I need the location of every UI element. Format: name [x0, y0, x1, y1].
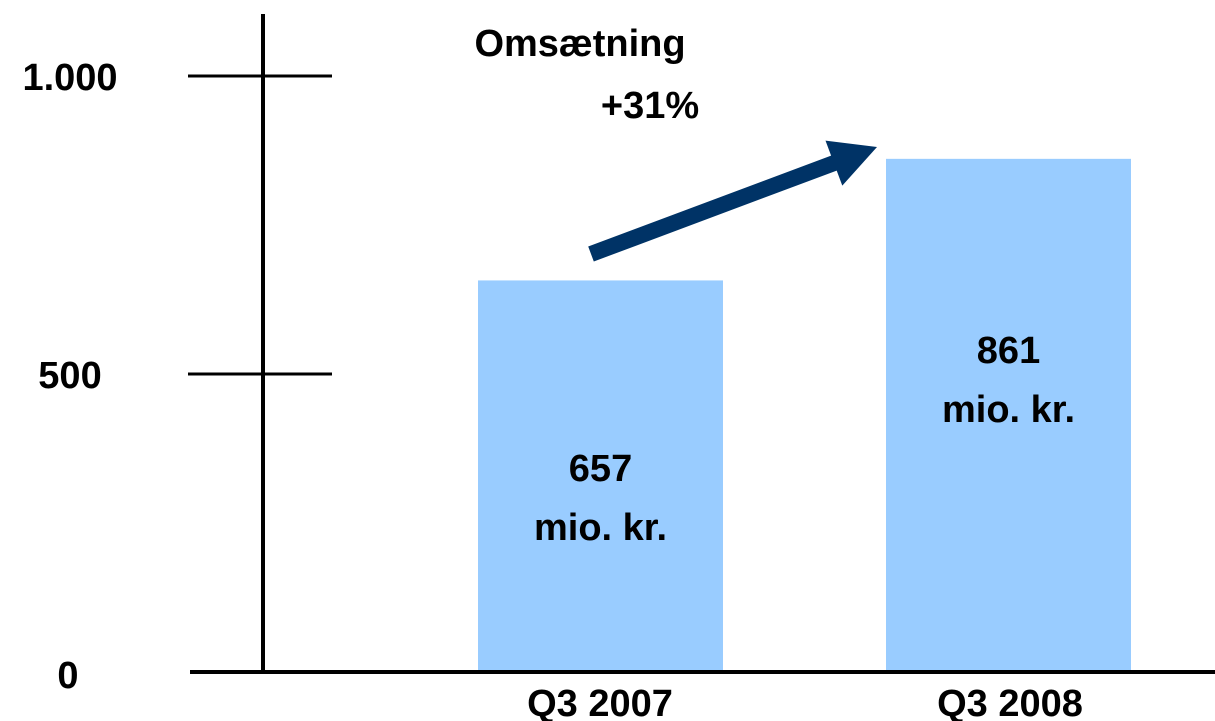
- bar-value-label-2-line-2: mio. kr.: [942, 389, 1075, 431]
- growth-annotation: +31%: [601, 85, 699, 127]
- text-layer: Omsætning +31% 0 500 1.000 Q3 2007 Q3 2008 65…: [22, 23, 1082, 721]
- bar-q3-2008: [886, 158, 1131, 672]
- bar-value-label-1-line-1: 657: [569, 448, 632, 490]
- y-tick-label-500: 500: [38, 355, 101, 397]
- x-tick-label-q3-2008: Q3 2008: [937, 683, 1083, 721]
- bar-q3-2007: [478, 280, 723, 672]
- bar-value-label-2-line-1: 861: [977, 330, 1040, 372]
- bar-value-label-1-line-2: mio. kr.: [534, 507, 667, 549]
- growth-arrow-icon: [588, 140, 877, 262]
- axis-layer: [188, 14, 1215, 674]
- y-tick-label-0: 0: [57, 655, 78, 697]
- arrow-layer: [588, 140, 877, 262]
- x-tick-label-q3-2007: Q3 2007: [527, 683, 673, 721]
- y-tick-label-1000: 1.000: [22, 57, 117, 99]
- chart-title: Omsætning: [474, 23, 685, 65]
- bars-layer: [478, 158, 1131, 672]
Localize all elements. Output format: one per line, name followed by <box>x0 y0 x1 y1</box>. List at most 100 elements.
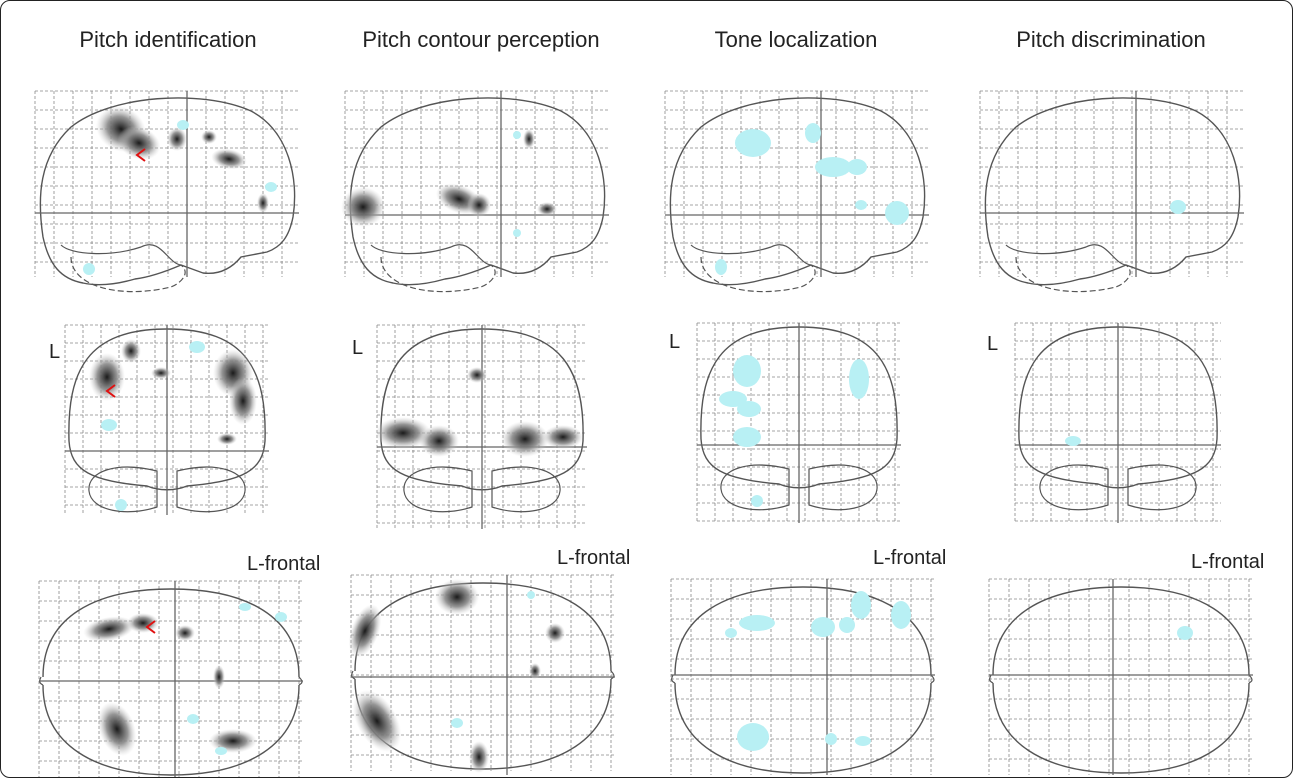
brain-outline <box>39 97 296 286</box>
deactivation-cluster <box>751 495 763 507</box>
coronal-panel-pitch-identification <box>61 321 273 521</box>
activation-cluster <box>229 377 257 425</box>
deactivation-cluster <box>891 601 911 629</box>
deactivation-cluster <box>811 617 835 637</box>
brain-outline-top <box>992 586 1250 676</box>
activation-cluster <box>211 148 247 170</box>
cerebellum-outline <box>690 244 812 266</box>
deactivation-cluster <box>719 391 747 407</box>
deactivation-cluster <box>725 628 737 638</box>
deactivation-cluster <box>855 736 871 746</box>
brainstem-outline <box>70 256 186 293</box>
deactivation-cluster <box>189 341 205 353</box>
maximum-marker <box>105 384 116 398</box>
cerebellum-right-outline <box>491 466 561 513</box>
sagittal-panel-tone-localization <box>661 87 933 305</box>
deactivation-cluster <box>825 733 837 745</box>
activation-cluster <box>467 367 487 383</box>
activation-cluster <box>545 623 565 643</box>
activation-cluster <box>375 417 431 449</box>
cerebellum-left-outline <box>403 466 473 513</box>
cerebellum-right-outline <box>176 466 246 513</box>
brain-outline-top <box>674 586 932 676</box>
activation-cluster <box>435 579 479 615</box>
brain-outline-bottom <box>992 682 1250 774</box>
maximum-marker <box>135 148 146 162</box>
deactivation-cluster <box>855 200 867 210</box>
activation-cluster <box>89 353 125 401</box>
deactivation-cluster <box>275 612 287 622</box>
brain-outline <box>984 97 1241 286</box>
brain-outline <box>669 97 926 286</box>
brain-outline-top <box>42 588 300 678</box>
deactivation-cluster <box>527 591 535 599</box>
sagittal-panel-pitch-contour-perception <box>341 87 613 305</box>
deactivation-cluster <box>451 718 463 728</box>
brain-outline <box>349 97 606 286</box>
hemisphere-label-left: L <box>352 337 364 359</box>
activation-cluster <box>419 425 459 457</box>
deactivation-cluster <box>101 419 117 431</box>
deactivation-cluster <box>239 603 251 611</box>
deactivation-cluster <box>847 159 867 175</box>
deactivation-cluster <box>885 201 909 225</box>
deactivation-cluster <box>1170 200 1186 214</box>
deactivation-cluster <box>733 427 761 447</box>
brain-outline-bottom <box>674 682 932 774</box>
column-title-pitch-discrimination: Pitch discrimination <box>1016 27 1206 52</box>
activation-cluster <box>201 130 217 144</box>
activation-cluster <box>83 616 135 642</box>
deactivation-cluster <box>187 714 199 724</box>
activation-cluster <box>469 741 489 773</box>
activation-cluster <box>529 663 541 679</box>
activation-cluster <box>175 625 195 641</box>
deactivation-cluster <box>513 229 521 237</box>
deactivation-cluster <box>735 129 771 157</box>
deactivation-cluster <box>815 157 851 177</box>
cerebellum-outline <box>60 244 182 266</box>
activation-cluster <box>341 187 385 227</box>
axial-panel-pitch-contour-perception <box>347 571 619 777</box>
deactivation-cluster <box>1065 436 1081 446</box>
activation-cluster <box>501 421 549 457</box>
activation-cluster <box>151 367 171 379</box>
activation-cluster <box>121 339 141 363</box>
brainstem-outline <box>1015 256 1131 293</box>
activation-cluster <box>257 193 269 213</box>
activation-cluster <box>213 665 225 689</box>
deactivation-cluster <box>1177 626 1193 640</box>
column-title-pitch-contour-perception: Pitch contour perception <box>362 27 600 52</box>
maximum-marker <box>145 620 156 634</box>
activation-cluster <box>217 433 237 445</box>
cerebellum-right-outline <box>1127 464 1197 511</box>
temporal-notch <box>989 674 1253 684</box>
cerebellum-outline <box>370 244 492 266</box>
axial-panel-tone-localization <box>667 575 939 777</box>
cerebellum-right-outline <box>808 464 878 511</box>
deactivation-cluster <box>737 723 769 751</box>
deactivation-cluster <box>177 120 189 130</box>
deactivation-cluster <box>115 499 127 511</box>
cerebellum-left-outline <box>720 464 790 511</box>
coronal-panel-pitch-discrimination <box>1011 319 1225 529</box>
brainstem-outline <box>380 256 496 293</box>
view-label-l-frontal: L-frontal <box>1191 551 1265 573</box>
activation-cluster <box>127 613 159 633</box>
sagittal-panel-pitch-identification <box>31 87 303 305</box>
hemisphere-label-left: L <box>49 341 61 363</box>
brain-outline-top <box>354 582 612 672</box>
view-label-l-frontal: L-frontal <box>247 553 321 575</box>
deactivation-cluster <box>715 259 727 275</box>
view-label-l-frontal: L-frontal <box>557 547 631 569</box>
activation-cluster <box>167 127 187 151</box>
hemisphere-label-left: L <box>987 333 999 355</box>
activation-cluster <box>348 604 382 658</box>
activation-cluster <box>97 701 137 757</box>
deactivation-cluster <box>737 401 761 417</box>
coronal-panel-pitch-contour-perception <box>373 321 591 535</box>
temporal-notch <box>671 674 935 684</box>
activation-cluster <box>537 202 557 216</box>
deactivation-cluster <box>215 747 227 755</box>
brainstem-outline <box>700 256 816 293</box>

> Exercise prompt: Recast every line of the material above as a numbered list, leaving out blank lines and the pictures.

> Exercise result:
1. I need the location of every UI element. Format: name [x0, y0, x1, y1].
2. - bar-value-label-2-line-2: mio. kr.: [942, 389, 1075, 431]
3. - growth-annotation: +31%: [601, 85, 699, 127]
4. - text-layer: Omsætning +31% 0 500 1.000 Q3 2007 Q3 2008 65…: [22, 23, 1082, 721]
5. - bar-q3-2008: [886, 158, 1131, 672]
6. - bar-value-label-1-line-1: 657: [569, 448, 632, 490]
7. - y-tick-label-500: 500: [38, 355, 101, 397]
8. - x-tick-label-q3-2008: Q3 2008: [937, 683, 1083, 721]
9. - bar-q3-2007: [478, 280, 723, 672]
10. - bar-value-label-2-line-1: 861: [977, 330, 1040, 372]
11. - bar-value-label-1-line-2: mio. kr.: [534, 507, 667, 549]
12. - growth-arrow-icon: [588, 140, 877, 262]
13. - axis-layer: [188, 14, 1215, 674]
14. - y-tick-label-0: 0: [57, 655, 78, 697]
15. - arrow-layer: [588, 140, 877, 262]
16. - x-tick-label-q3-2007: Q3 2007: [527, 683, 673, 721]
17. - y-tick-label-1000: 1.000: [22, 57, 117, 99]
18. - chart-title: Omsætning: [474, 23, 685, 65]
19. - bars-layer: [478, 158, 1131, 672]
20. Localize all elements. Output format: one per line, name followed by <box>x0 y0 x1 y1</box>. List at most 100 elements.
21. brain-outline <box>39 97 296 286</box>
22. deactivation-cluster <box>751 495 763 507</box>
23. coronal-panel-pitch-identification <box>61 321 273 521</box>
24. activation-cluster <box>229 377 257 425</box>
25. deactivation-cluster <box>891 601 911 629</box>
26. deactivation-cluster <box>811 617 835 637</box>
27. brain-outline-top <box>992 586 1250 676</box>
28. activation-cluster <box>211 148 247 170</box>
29. cerebellum-outline <box>690 244 812 266</box>
30. deactivation-cluster <box>719 391 747 407</box>
31. deactivation-cluster <box>725 628 737 638</box>
32. deactivation-cluster <box>855 736 871 746</box>
33. brainstem-outline <box>70 256 186 293</box>
34. deactivation-cluster <box>189 341 205 353</box>
35. maximum-marker <box>105 384 116 398</box>
36. cerebellum-right-outline <box>491 466 561 513</box>
37. sagittal-panel-tone-localization <box>661 87 933 305</box>
38. deactivation-cluster <box>825 733 837 745</box>
39. activation-cluster <box>467 367 487 383</box>
40. activation-cluster <box>545 623 565 643</box>
41. activation-cluster <box>375 417 431 449</box>
42. cerebellum-left-outline <box>403 466 473 513</box>
43. cerebellum-right-outline <box>176 466 246 513</box>
44. brain-outline-top <box>674 586 932 676</box>
45. activation-cluster <box>435 579 479 615</box>
46. brain-outline-bottom <box>992 682 1250 774</box>
47. maximum-marker <box>135 148 146 162</box>
48. deactivation-cluster <box>855 200 867 210</box>
49. activation-cluster <box>89 353 125 401</box>
50. deactivation-cluster <box>275 612 287 622</box>
51. brain-outline <box>984 97 1241 286</box>
52. brain-outline <box>669 97 926 286</box>
53. brain-outline-top <box>42 588 300 678</box>
54. deactivation-cluster <box>527 591 535 599</box>
55. sagittal-panel-pitch-contour-perception <box>341 87 613 305</box>
56. deactivation-cluster <box>451 718 463 728</box>
57. brain-outline <box>349 97 606 286</box>
58. hemisphere-label-left: L <box>352 337 364 359</box>
59. activation-cluster <box>419 425 459 457</box>
60. deactivation-cluster <box>101 419 117 431</box>
61. deactivation-cluster <box>239 603 251 611</box>
62. deactivation-cluster <box>847 159 867 175</box>
63. deactivation-cluster <box>885 201 909 225</box>
64. deactivation-cluster <box>1170 200 1186 214</box>
65. deactivation-cluster <box>733 427 761 447</box>
66. brain-outline-bottom <box>674 682 932 774</box>
67. column-title-pitch-discrimination: Pitch discrimination <box>1016 27 1206 52</box>
68. activation-cluster <box>201 130 217 144</box>
69. activation-cluster <box>83 616 135 642</box>
70. deactivation-cluster <box>187 714 199 724</box>
71. activation-cluster <box>469 741 489 773</box>
72. activation-cluster <box>529 663 541 679</box>
73. activation-cluster <box>175 625 195 641</box>
74. deactivation-cluster <box>513 229 521 237</box>
75. deactivation-cluster <box>735 129 771 157</box>
76. deactivation-cluster <box>815 157 851 177</box>
77. cerebellum-outline <box>60 244 182 266</box>
78. activation-cluster <box>341 187 385 227</box>
79. axial-panel-pitch-contour-perception <box>347 571 619 777</box>
80. deactivation-cluster <box>1065 436 1081 446</box>
81. activation-cluster <box>501 421 549 457</box>
82. activation-cluster <box>151 367 171 379</box>
83. activation-cluster <box>121 339 141 363</box>
84. brainstem-outline <box>1015 256 1131 293</box>
85. activation-cluster <box>257 193 269 213</box>
86. activation-cluster <box>213 665 225 689</box>
87. deactivation-cluster <box>1177 626 1193 640</box>
88. column-title-pitch-contour-perception: Pitch contour perception <box>362 27 600 52</box>
89. maximum-marker <box>145 620 156 634</box>
90. activation-cluster <box>217 433 237 445</box>
91. cerebellum-right-outline <box>1127 464 1197 511</box>
92. temporal-notch <box>989 674 1253 684</box>
93. cerebellum-outline <box>370 244 492 266</box>
94. axial-panel-tone-localization <box>667 575 939 777</box>
95. cerebellum-right-outline <box>808 464 878 511</box>
96. deactivation-cluster <box>737 723 769 751</box>
97. deactivation-cluster <box>177 120 189 130</box>
98. deactivation-cluster <box>115 499 127 511</box>
99. cerebellum-left-outline <box>720 464 790 511</box>
100. coronal-panel-pitch-discrimination <box>1011 319 1225 529</box>
101. brainstem-outline <box>380 256 496 293</box>
102. view-label-l-frontal: L-frontal <box>1191 551 1265 573</box>
103. activation-cluster <box>127 613 159 633</box>
104. sagittal-panel-pitch-identification <box>31 87 303 305</box>
105. hemisphere-label-left: L <box>49 341 61 363</box>
106. brain-outline-top <box>354 582 612 672</box>
107. view-label-l-frontal: L-frontal <box>247 553 321 575</box>
108. deactivation-cluster <box>715 259 727 275</box>
109. view-label-l-frontal: L-frontal <box>557 547 631 569</box>
110. activation-cluster <box>167 127 187 151</box>
111. hemisphere-label-left: L <box>987 333 999 355</box>
112. activation-cluster <box>348 604 382 658</box>
113. activation-cluster <box>97 701 137 757</box>
114. deactivation-cluster <box>737 401 761 417</box>
115. coronal-panel-pitch-contour-perception <box>373 321 591 535</box>
116. temporal-notch <box>671 674 935 684</box>
117. activation-cluster <box>537 202 557 216</box>
118. deactivation-cluster <box>215 747 227 755</box>
119. brainstem-outline <box>700 256 816 293</box>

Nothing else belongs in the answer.